REQUIRED WORK:
Find the number of lines containing the string "企业机遇" in the data. Answer with the number by itself.

Data records:
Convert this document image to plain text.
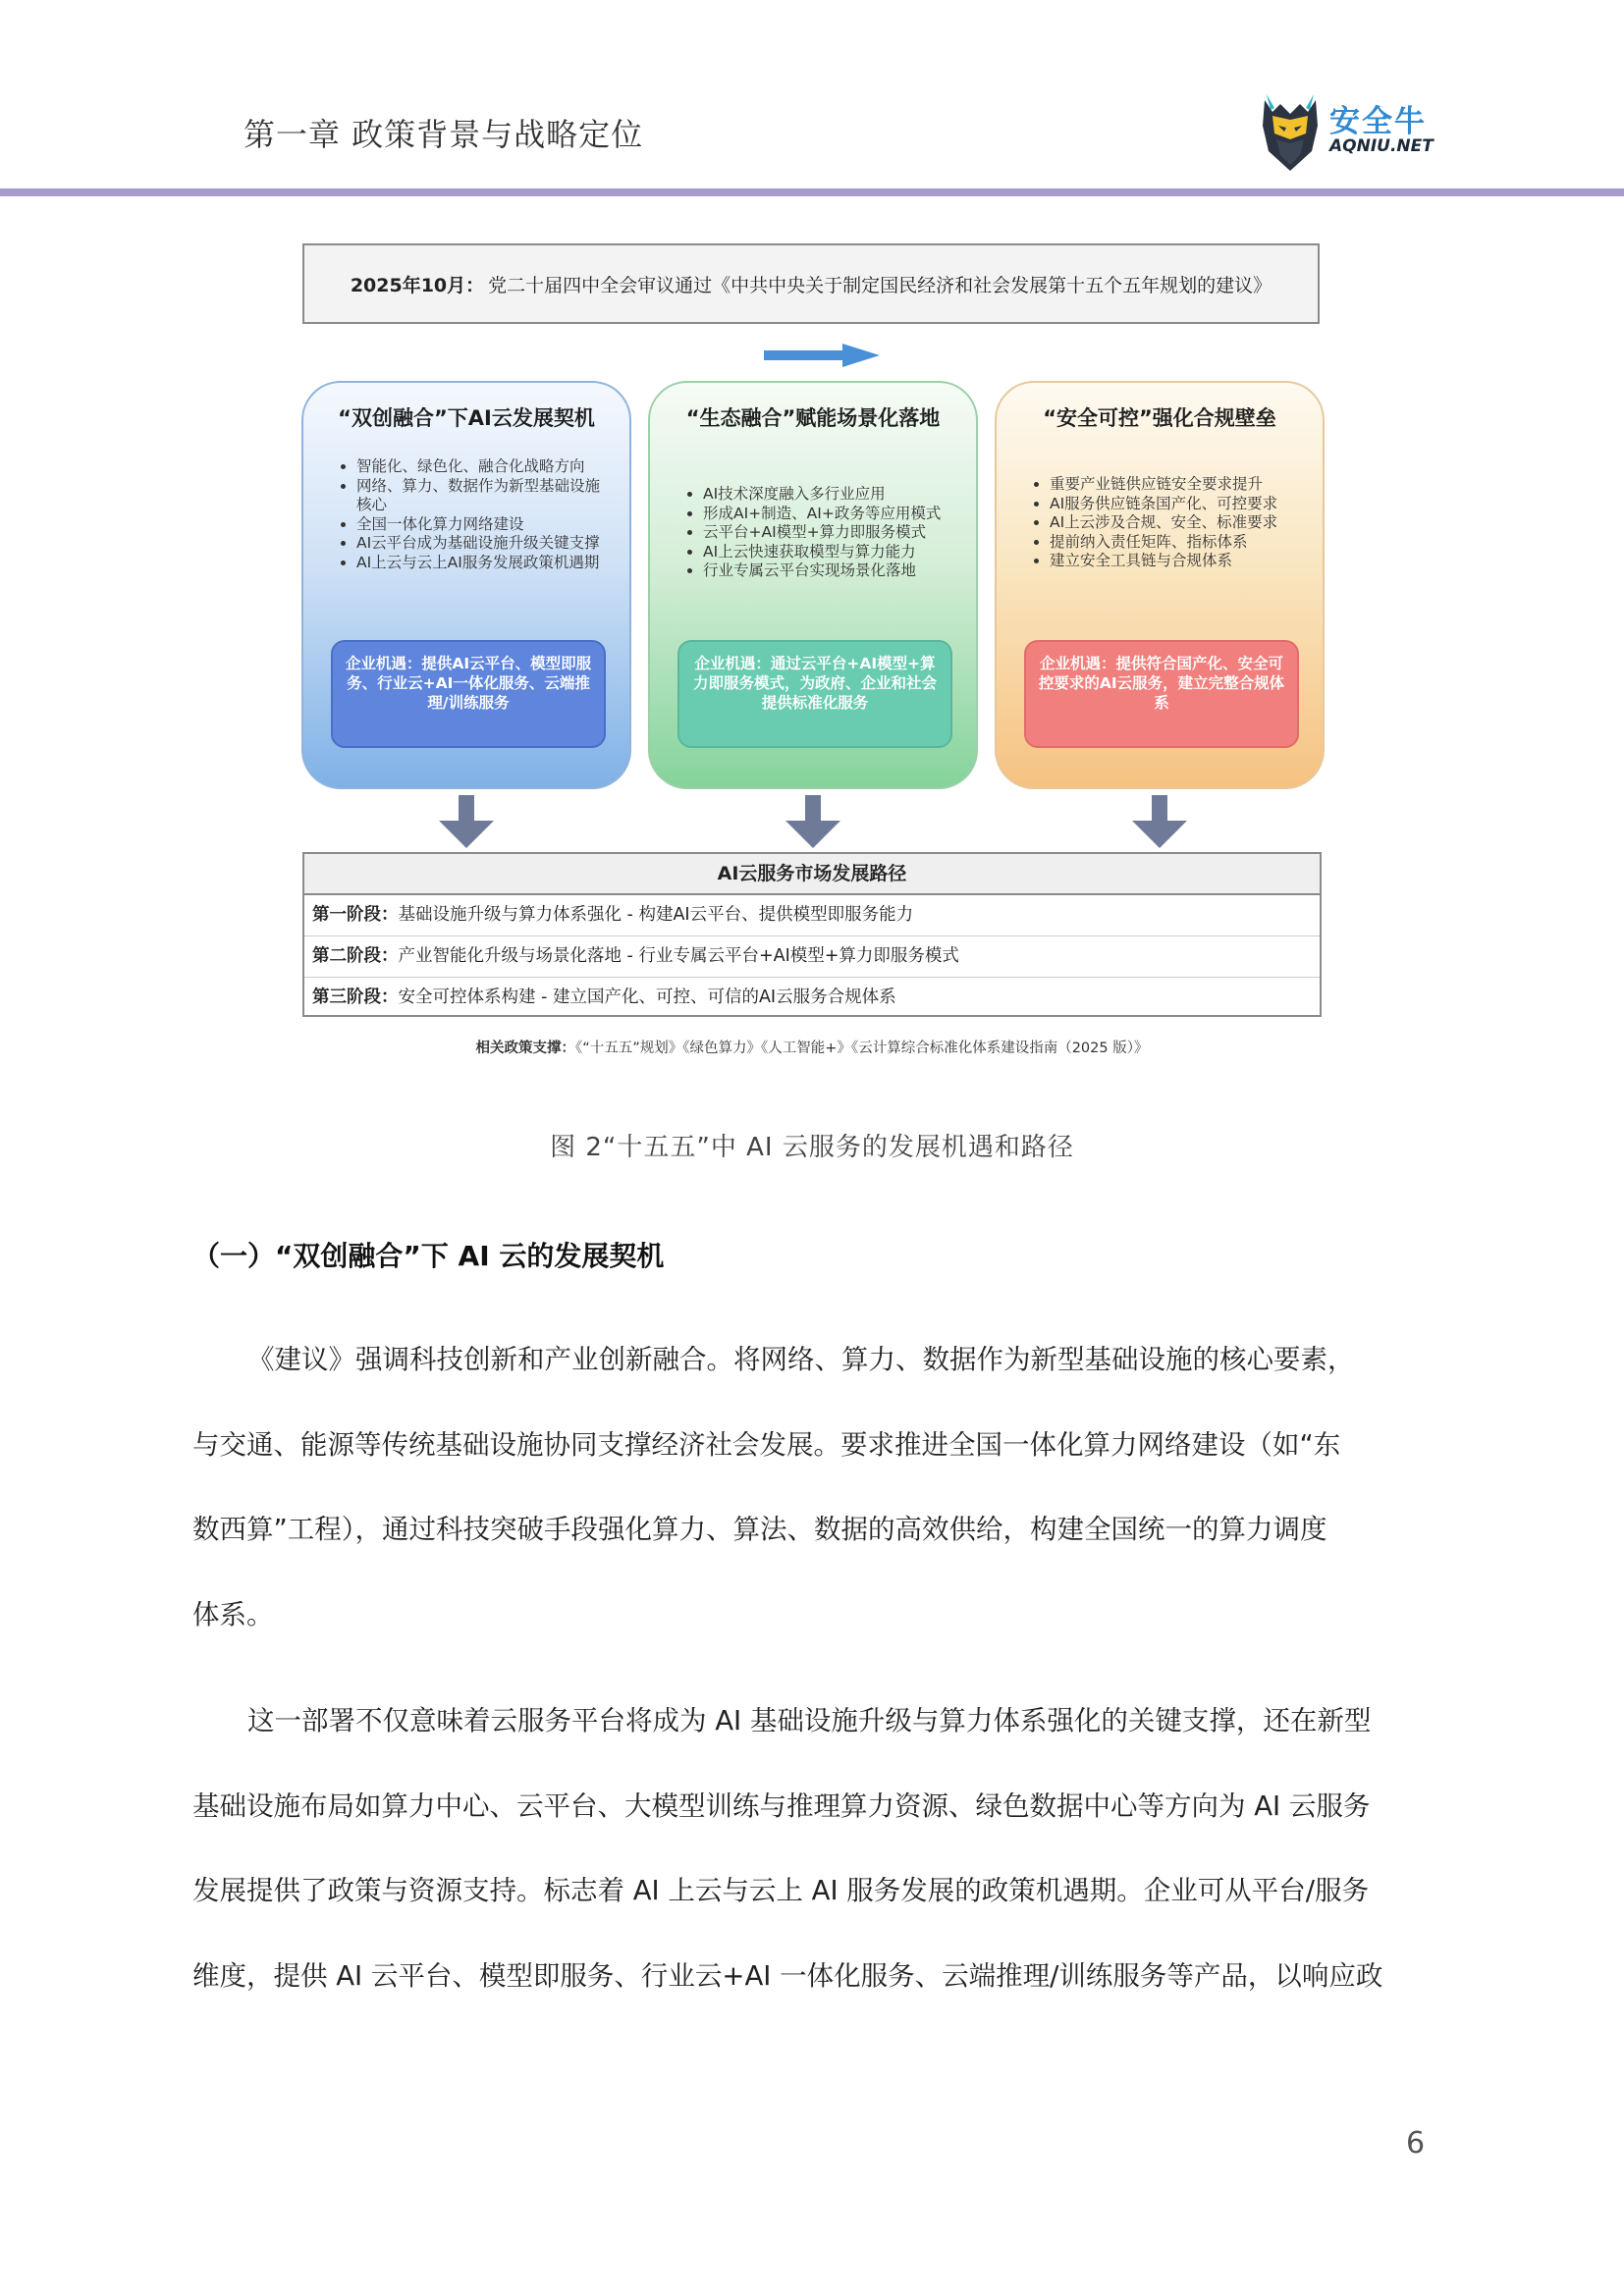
第一章 政策背景与战略定位	安全牛
AQNIU.NET
2025年10月： 党二十届四中全会审议通过《中共中央关于制定国民经济和社会发展第十五个五年规划的建议》
“双创融合”下AI云发展契机
• 智能化、绿色化、融合化战略方向
• 网络、算力、数据作为新型基础设施核心
• 全国一体化算力网络建设
• AI云平台成为基础设施升级关键支撑
• AI上云与云上AI服务发展政策机遇期
企业机遇：提供AI云平台、模型即服务、行业云+AI一体化服务、云端推理/训练服务
“生态融合”赋能场景化落地
• AI技术深度融入多行业应用
• 形成AI+制造、AI+政务等应用模式
• 云平台+AI模型+算力即服务模式
• AI上云快速获取模型与算力能力
• 行业专属云平台实现场景化落地
企业机遇：通过云平台+AI模型+算力即服务模式，为政府、企业和社会提供标准化服务
“安全可控”强化合规壁垒
• 重要产业链供应链安全要求提升
• AI服务供应链条国产化、可控要求
• AI上云涉及合规、安全、标准要求
• 提前纳入责任矩阵、指标体系
• 建立安全工具链与合规体系
企业机遇：提供符合国产化、安全可控要求的AI云服务，建立完整合规体系
AI云服务市场发展路径
第一阶段：基础设施升级与算力体系强化 - 构建AI云平台、提供模型即服务能力
第二阶段：产业智能化升级与场景化落地 - 行业专属云平台+AI模型+算力即服务模式
第三阶段：安全可控体系构建 - 建立国产化、可控、可信的AI云服务合规体系
相关政策支撑：《“十五五”规划》《绿色算力》《人工智能+》《云计算综合标准化体系建设指南（2025 版）》
图 2“十五五”中 AI 云服务的发展机遇和路径
（一）“双创融合”下 AI 云的发展契机
《建议》强调科技创新和产业创新融合。将网络、算力、数据作为新型基础设施的核心要素，
与交通、能源等传统基础设施协同支撑经济社会发展。要求推进全国一体化算力网络建设（如“东
数西算”工程），通过科技突破手段强化算力、算法、数据的高效供给，构建全国统一的算力调度
体系。
这一部署不仅意味着云服务平台将成为 AI 基础设施升级与算力体系强化的关键支撑，还在新型
基础设施布局如算力中心、云平台、大模型训练与推理算力资源、绿色数据中心等方向为 AI 云服务
发展提供了政策与资源支持。标志着 AI 上云与云上 AI 服务发展的政策机遇期。企业可从平台/服务
维度，提供 AI 云平台、模型即服务、行业云+AI 一体化服务、云端推理/训练服务等产品，以响应政
6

FULL OUTPUT:
3